Requirements:
a) In the profile of the sport shooter Lessia Leskiv, rewrite the section beginning "Personal information" as a single shorter sentence that keeps its main facts.
b) According to the profile of the sport shooter Lessia Leskiv, who coached her?
c) Repeat, word for word, everything in the profile of the sport shooter Lessia Leskiv from "Personal information" down to "3 positions (300STR3X20)".

Reading text:

━━━

Lessia Leskiv

Personal information
- Full name: Lesia Severynivna Leskiv
- Nationality: Ukraine
- Born: 17 October 1963 (age 62) Rohatyn, Ukrainian SSR, Soviet Union
- Height: 1.73 m (5 ft 8 in)
- Weight: 63 kg (139 lb)

Sport
- Sport: Shooting
- Event(s): 10 m air rifle (AR40) 50 m rifle 3 positions (STR3X20) 300 m rifle 3 positions (300STR3X20)
- Club: Club Lvov Army Forces
- Coached by: Vyacheslav Vysochyn

Medal record
Women's shooting
World Championships
Representing Ukraine
| Silver medal – second place | 1994 Milan | STR3X20 |
Representing the Soviet Union
| Silver medal – second place | 1982 Caracas | STR3X20 |
| Silver medal – second place | 1982 Caracas | AR40 |
European Championships
Representing Ukraine
| Gold medal – first place | 1993 Brno | STR60PR |
| Gold medal – first place | 2017 Baku | 50m rifle prone team |
| Bronze medal – third place | 1995 Bordeaux | STR60PR |
| Bronze medal – third place | 2013 Osijek | 300STR3X20 |
| Bronze medal – third place | 2015 Maribor | 300STR3X20 |
Representing the Soviet Union
| Bronze medal – third place | 1991 Bologna | STR60PR |

= Lessia Leskiv =

Ukrainian sport shooter (born 1963)

━━━

Stored data:
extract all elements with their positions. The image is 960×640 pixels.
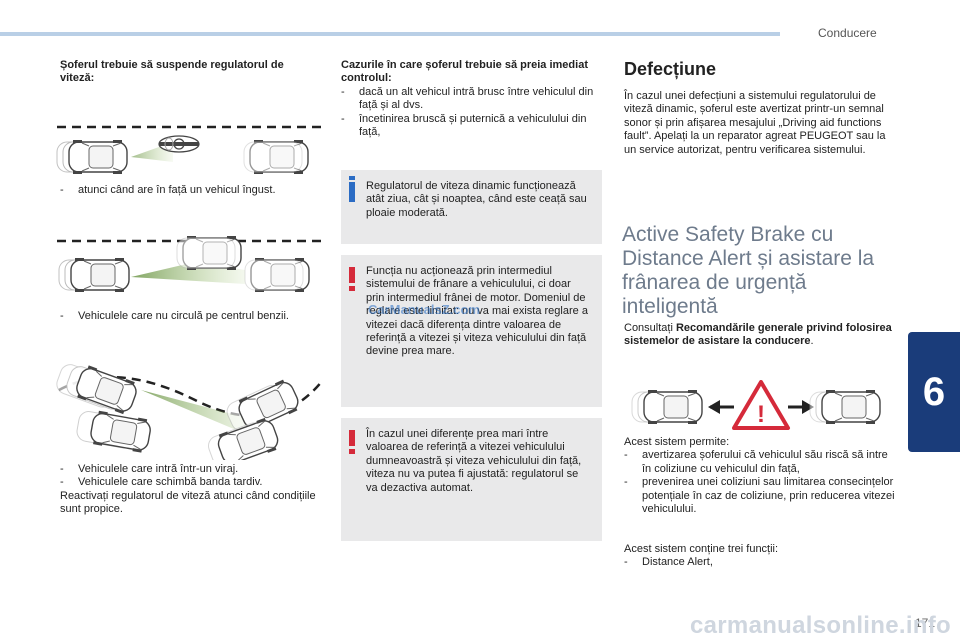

━━━

Solutions:
a) Lesia Severynivna Leskiv, of Ukrainian nationality, was born on 17 October 1963 in Rohatyn, Ukrainian SSR, Soviet Union, and is 1.73 m tall and weighs 63 kg.

b) Vyacheslav Vysochyn.

c)
Personal information
- Full name: Lesia Severynivna Leskiv
- Nationality: Ukraine
- Born: 17 October 1963 (age 62) Rohatyn, Ukrainian SSR, Soviet Union
- Height: 1.73 m (5 ft 8 in)
- Weight: 63 kg (139 lb)

Sport
- Sport: Shooting
- Event(s): 10 m air rifle (AR40) 50 m rifle 3 positions (STR3X20) 300 m rifle 3 positions (300STR3X20)